* [The request]
Each line that follows is to be retyped exactly.

* [Listing]

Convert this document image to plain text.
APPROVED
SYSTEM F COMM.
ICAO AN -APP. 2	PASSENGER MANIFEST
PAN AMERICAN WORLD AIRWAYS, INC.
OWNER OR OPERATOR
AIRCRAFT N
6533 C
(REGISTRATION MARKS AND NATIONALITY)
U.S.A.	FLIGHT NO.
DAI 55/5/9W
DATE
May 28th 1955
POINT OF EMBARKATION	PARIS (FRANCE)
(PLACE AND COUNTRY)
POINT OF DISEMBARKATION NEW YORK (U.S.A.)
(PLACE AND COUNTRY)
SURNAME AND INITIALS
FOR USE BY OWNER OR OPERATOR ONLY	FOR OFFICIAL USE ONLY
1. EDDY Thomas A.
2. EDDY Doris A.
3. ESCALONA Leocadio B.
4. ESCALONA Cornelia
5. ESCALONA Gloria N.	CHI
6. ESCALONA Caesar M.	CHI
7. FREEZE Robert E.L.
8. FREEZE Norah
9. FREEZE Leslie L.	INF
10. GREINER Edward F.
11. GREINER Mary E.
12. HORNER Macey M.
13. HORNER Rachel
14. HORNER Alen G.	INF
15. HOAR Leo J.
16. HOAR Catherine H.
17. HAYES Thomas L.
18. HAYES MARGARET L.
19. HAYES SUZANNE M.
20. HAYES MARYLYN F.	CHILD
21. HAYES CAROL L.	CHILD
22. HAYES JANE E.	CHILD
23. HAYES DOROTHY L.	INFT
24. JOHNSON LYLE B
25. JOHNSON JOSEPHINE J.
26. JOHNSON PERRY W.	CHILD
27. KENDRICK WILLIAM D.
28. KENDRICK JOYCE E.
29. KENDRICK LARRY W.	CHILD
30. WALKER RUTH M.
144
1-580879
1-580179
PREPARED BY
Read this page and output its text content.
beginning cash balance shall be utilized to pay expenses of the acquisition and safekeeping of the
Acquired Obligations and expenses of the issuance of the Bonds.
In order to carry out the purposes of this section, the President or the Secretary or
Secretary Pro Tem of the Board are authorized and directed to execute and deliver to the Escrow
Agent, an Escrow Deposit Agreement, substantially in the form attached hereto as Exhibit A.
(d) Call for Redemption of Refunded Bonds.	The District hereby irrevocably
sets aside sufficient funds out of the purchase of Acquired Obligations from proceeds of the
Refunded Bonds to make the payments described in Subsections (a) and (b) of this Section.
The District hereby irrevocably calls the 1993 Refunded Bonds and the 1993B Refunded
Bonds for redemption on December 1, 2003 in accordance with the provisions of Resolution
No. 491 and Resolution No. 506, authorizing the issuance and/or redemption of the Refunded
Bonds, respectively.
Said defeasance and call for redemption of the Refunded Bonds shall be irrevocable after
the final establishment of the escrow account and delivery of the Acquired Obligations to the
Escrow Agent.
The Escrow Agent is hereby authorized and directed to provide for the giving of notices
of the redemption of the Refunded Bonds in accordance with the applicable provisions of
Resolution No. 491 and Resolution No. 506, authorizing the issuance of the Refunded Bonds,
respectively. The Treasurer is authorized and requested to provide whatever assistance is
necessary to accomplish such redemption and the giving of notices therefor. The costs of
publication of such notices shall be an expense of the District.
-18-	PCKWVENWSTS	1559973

* [Correct output]
Convert this document image to plain text.
APPROVED
SYSTEM F COMM.
ICAO AN -APP. 2	PASSENGER MANIFEST
PAN AMERICAN WORLD AIRWAYS, INC.
OWNER OR OPERATOR
AIRCRAFT N
6533 C
(REGISTRATION MARKS AND NATIONALITY)
U.S.A.	FLIGHT NO.
DAI 55/5/9W
DATE
May 28th 1955
POINT OF EMBARKATION	PARIS (FRANCE)
(PLACE AND COUNTRY)
POINT OF DISEMBARKATION NEW YORK (U.S.A.)
(PLACE AND COUNTRY)
SURNAME AND INITIALS
FOR USE BY OWNER OR OPERATOR ONLY	FOR OFFICIAL USE ONLY
1. EDDY Thomas A.
2. EDDY Doris A.
3. ESCALONA Leocadio B.
4. ESCALONA Cornelia
5. ESCALONA Gloria N.	CHI
6. ESCALONA Caesar M.	CHI
7. FREEZE Robert E.L.
8. FREEZE Norah
9. FREEZE Leslie L.	INF
10. GREINER Edward F.
11. GREINER Mary E.
12. HORNER Macey M.
13. HORNER Rachel
14. HORNER Alen G.	INF
15. HOAR Leo J.
16. HOAR Catherine H.
17. HAYES Thomas L.
18. HAYES MARGARET L.
19. HAYES SUZANNE M.
20. HAYES MARYLYN F.	CHILD
21. HAYES CAROL L.	CHILD
22. HAYES JANE E.	CHILD
23. HAYES DOROTHY L.	INFT
24. JOHNSON LYLE B
25. JOHNSON JOSEPHINE J.
26. JOHNSON PERRY W.	CHILD
27. KENDRICK WILLIAM D.
28. KENDRICK JOYCE E.
29. KENDRICK LARRY W.	CHILD
30. WALKER RUTH M.
144
1-580879
1-580179
PREPARED BY
Read this page and output its text content.
beginning cash balance shall be utilized to pay expenses of the acquisition and safekeeping of the
Acquired Obligations and expenses of the issuance of the Bonds.
In order to carry out the purposes of this section, the President or the Secretary or
Secretary Pro Tem of the Board are authorized and directed to execute and deliver to the Escrow
Agent, an Escrow Deposit Agreement, substantially in the form attached hereto as Exhibit A.
(d) Call for Redemption of Refunded Bonds.	The District hereby irrevocably
sets aside sufficient funds out of the purchase of Acquired Obligations from proceeds of the
Refunded Bonds to make the payments described in Subsections (a) and (b) of this Section.
The District hereby irrevocably calls the 1993 Refunded Bonds and the 1993B Refunded
Bonds for redemption on December 1, 2003 in accordance with the provisions of Resolution
No. 491 and Resolution No. 506, authorizing the issuance and/or redemption of the Refunded
Bonds, respectively.
Said defeasance and call for redemption of the Refunded Bonds shall be irrevocable after
the final establishment of the escrow account and delivery of the Acquired Obligations to the
Escrow Agent.
The Escrow Agent is hereby authorized and directed to provide for the giving of notices
of the redemption of the Refunded Bonds in accordance with the applicable provisions of
Resolution No. 491 and Resolution No. 506, authorizing the issuance of the Refunded Bonds,
respectively. The Treasurer is authorized and requested to provide whatever assistance is
necessary to accomplish such redemption and the giving of notices therefor. The costs of
publication of such notices shall be an expense of the District.
-18-	PCKWVENWSTS	1559973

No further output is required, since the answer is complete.